Your goal
Locate "What text is on this page?" in the records below, then copy its line and every following line exactly, without the pictures.

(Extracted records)

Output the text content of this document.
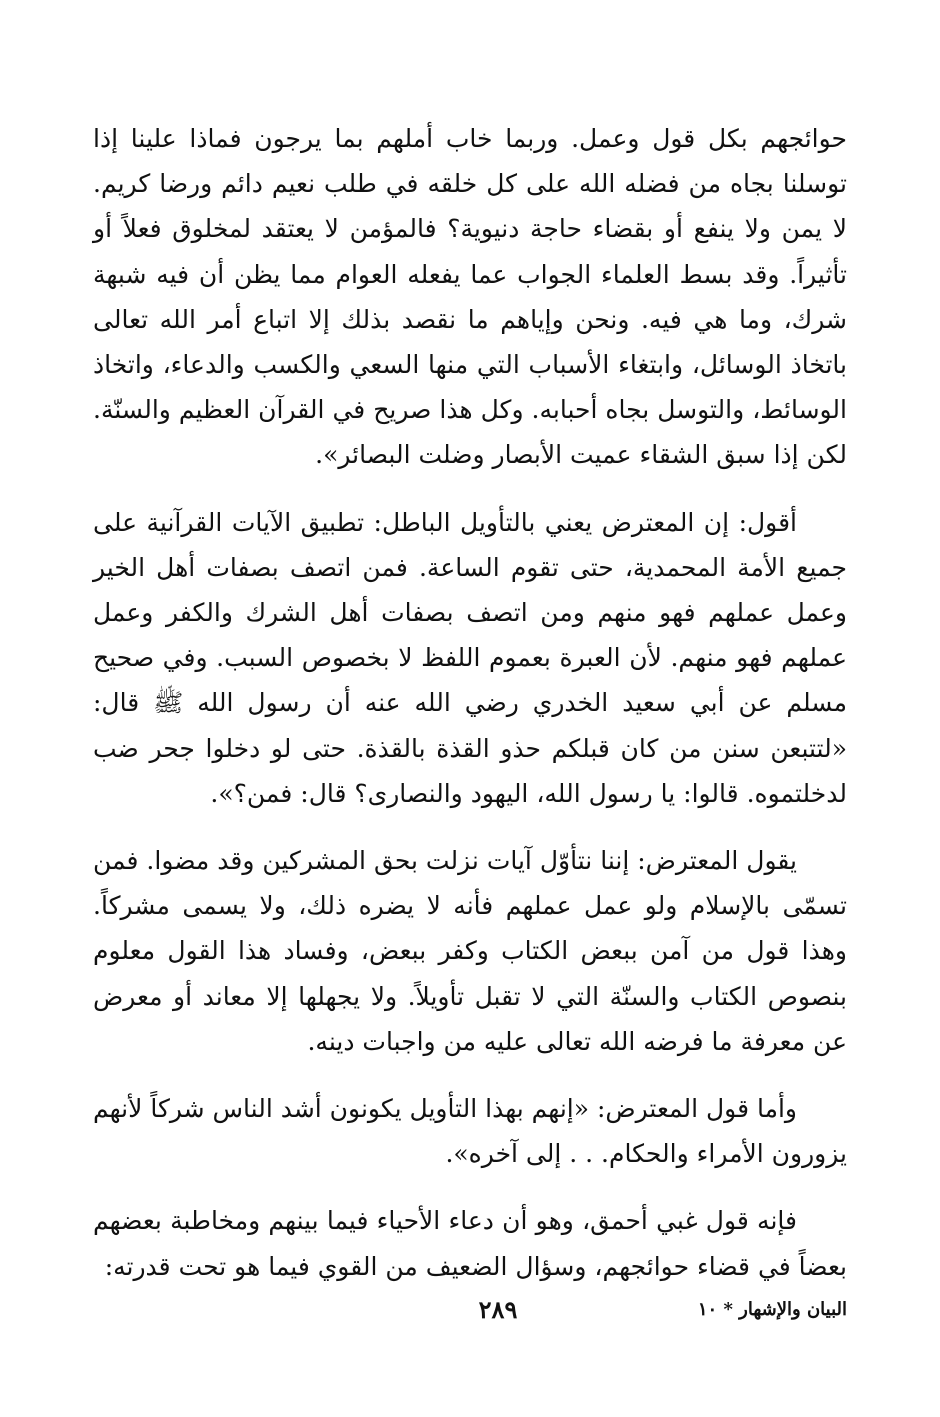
حوائجهم بكل قول وعمل. وربما خاب أملهم بما يرجون فماذا علينا إذا توسلنا بجاه من فضله الله على كل خلقه في طلب نعيم دائم ورضا كريم. لا يمن ولا ينفع أو بقضاء حاجة دنيوية؟ فالمؤمن لا يعتقد لمخلوق فعلاً أو تأثيراً. وقد بسط العلماء الجواب عما يفعله العوام مما يظن أن فيه شبهة شرك، وما هي فيه. ونحن وإياهم ما نقصد بذلك إلا اتباع أمر الله تعالى باتخاذ الوسائل، وابتغاء الأسباب التي منها السعي والكسب والدعاء، واتخاذ الوسائط، والتوسل بجاه أحبابه. وكل هذا صريح في القرآن العظيم والسنّة. لكن إذا سبق الشقاء عميت الأبصار وضلت البصائر».

أقول: إن المعترض يعني بالتأويل الباطل: تطبيق الآيات القرآنية على جميع الأمة المحمدية، حتى تقوم الساعة. فمن اتصف بصفات أهل الخير وعمل عملهم فهو منهم ومن اتصف بصفات أهل الشرك والكفر وعمل عملهم فهو منهم. لأن العبرة بعموم اللفظ لا بخصوص السبب. وفي صحيح مسلم عن أبي سعيد الخدري رضي الله عنه أن رسول الله ﷺ قال: «لتتبعن سنن من كان قبلكم حذو القذة بالقذة. حتى لو دخلوا جحر ضب لدخلتموه. قالوا: يا رسول الله، اليهود والنصارى؟ قال: فمن؟».

يقول المعترض: إننا نتأوّل آيات نزلت بحق المشركين وقد مضوا. فمن تسمّى بالإسلام ولو عمل عملهم فأنه لا يضره ذلك، ولا يسمى مشركاً. وهذا قول من آمن ببعض الكتاب وكفر ببعض، وفساد هذا القول معلوم بنصوص الكتاب والسنّة التي لا تقبل تأويلاً. ولا يجهلها إلا معاند أو معرض عن معرفة ما فرضه الله تعالى عليه من واجبات دينه.

وأما قول المعترض: «إنهم بهذا التأويل يكونون أشد الناس شركاً لأنهم يزورون الأمراء والحكام. . . إلى آخره».

فإنه قول غبي أحمق، وهو أن دعاء الأحياء فيما بينهم ومخاطبة بعضهم بعضاً في قضاء حوائجهم، وسؤال الضعيف من القوي فيما هو تحت قدرته:

٢٨٩	البيان والإشهار * ١٠
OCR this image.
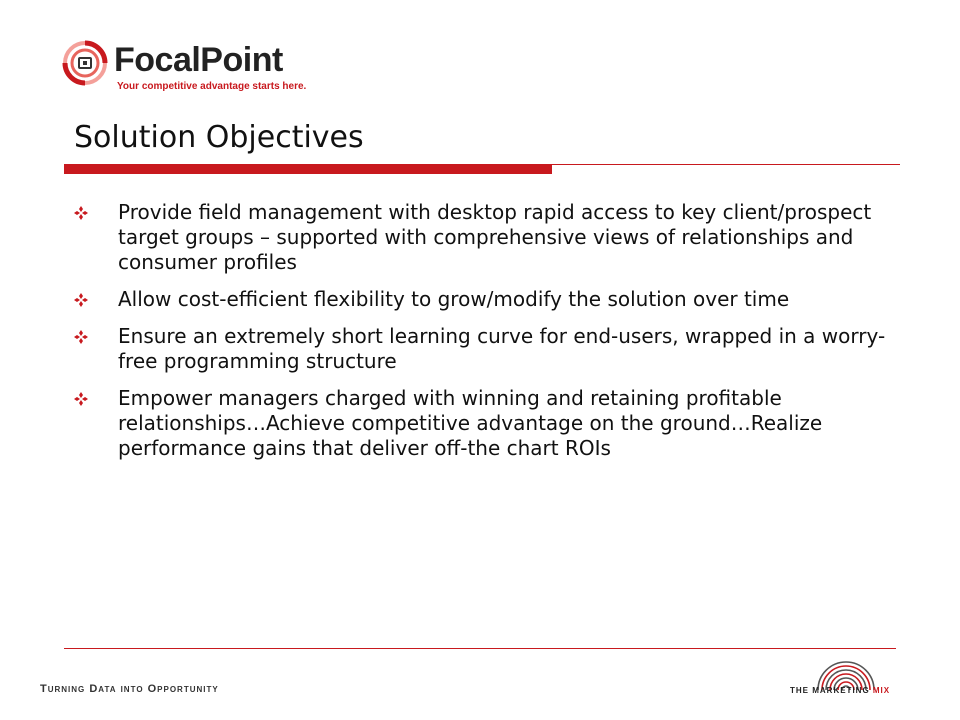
FocalPoint
Your competitive advantage starts here.
Solution Objectives
Provide field management with desktop rapid access to key client/prospect target groups – supported with comprehensive views of relationships and consumer profiles
Allow cost-efficient flexibility to grow/modify the solution over time
Ensure an extremely short learning curve for end-users, wrapped in a worry-free programming structure
Empower managers charged with winning and retaining profitable relationships…Achieve competitive advantage on the ground…Realize performance gains that deliver off-the chart ROIs
Turning Data into Opportunity	THE MARKETING MIX
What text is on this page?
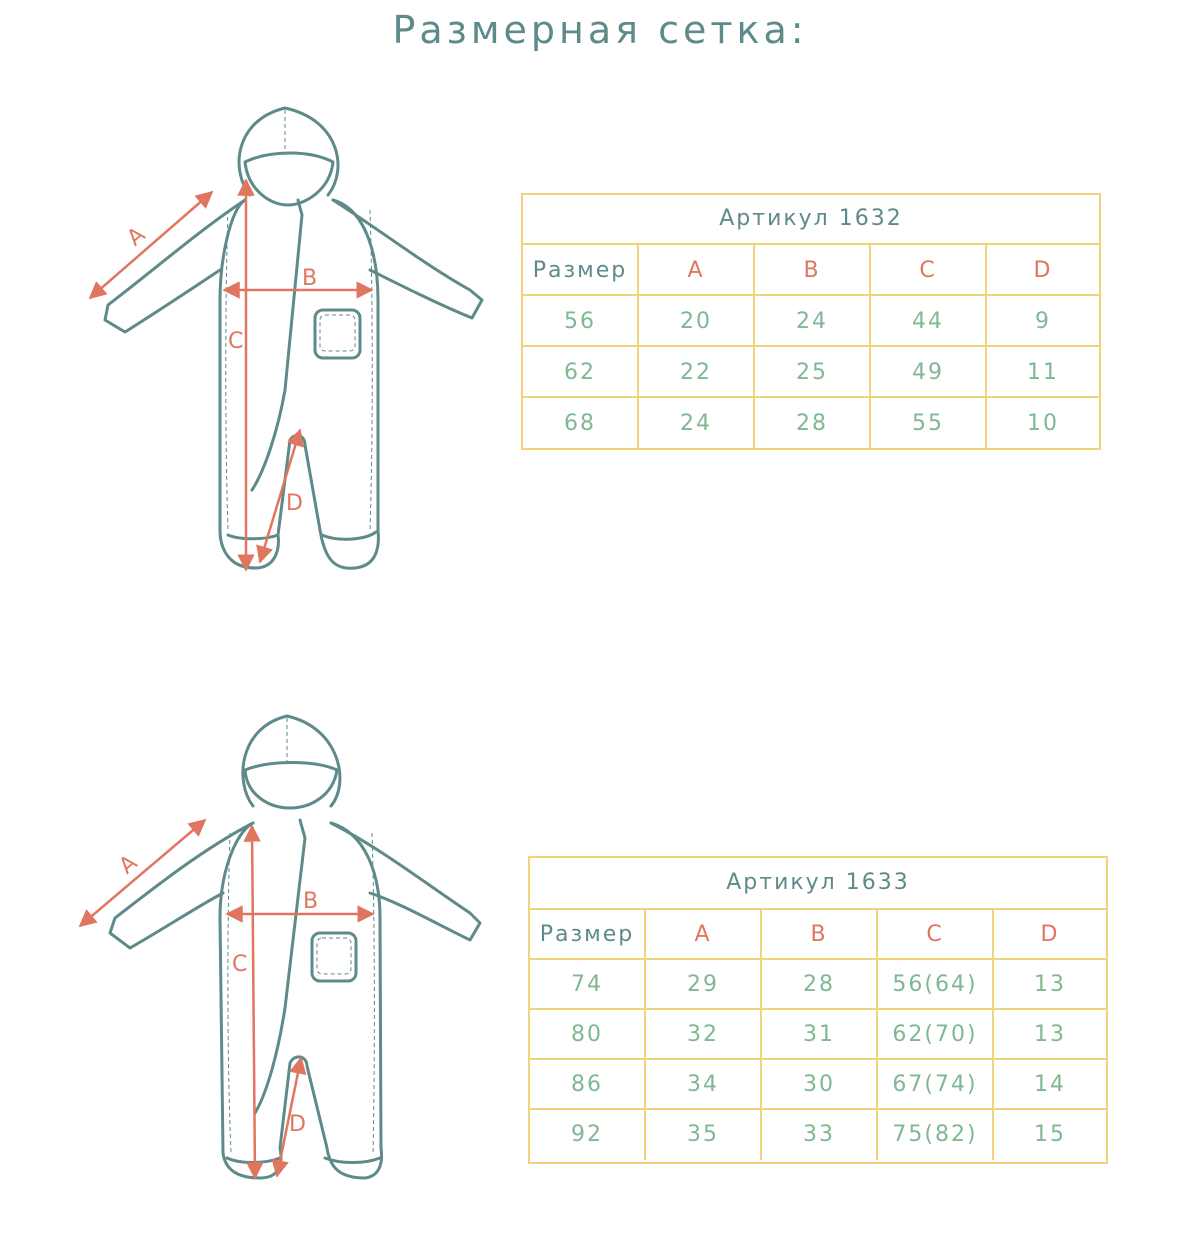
Размерная сетка:
A
B
C
D
A
B
C
D
Артикул 1632
Размер	A	B	C	D
56	20	24	44	9
62	22	25	49	11
68	24	28	55	10
Артикул 1633
Размер	A	B	C	D
74	29	28	56(64)	13
80	32	31	62(70)	13
86	34	30	67(74)	14
92	35	33	75(82)	15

The answer
What text is on this page?
Размерная сетка:
A
B
C
D
A
B
C
D
Артикул 1632
Размер	A	B	C	D
56	20	24	44	9
62	22	25	49	11
68	24	28	55	10
Артикул 1633
Размер	A	B	C	D
74	29	28	56(64)	13
80	32	31	62(70)	13
86	34	30	67(74)	14
92	35	33	75(82)	15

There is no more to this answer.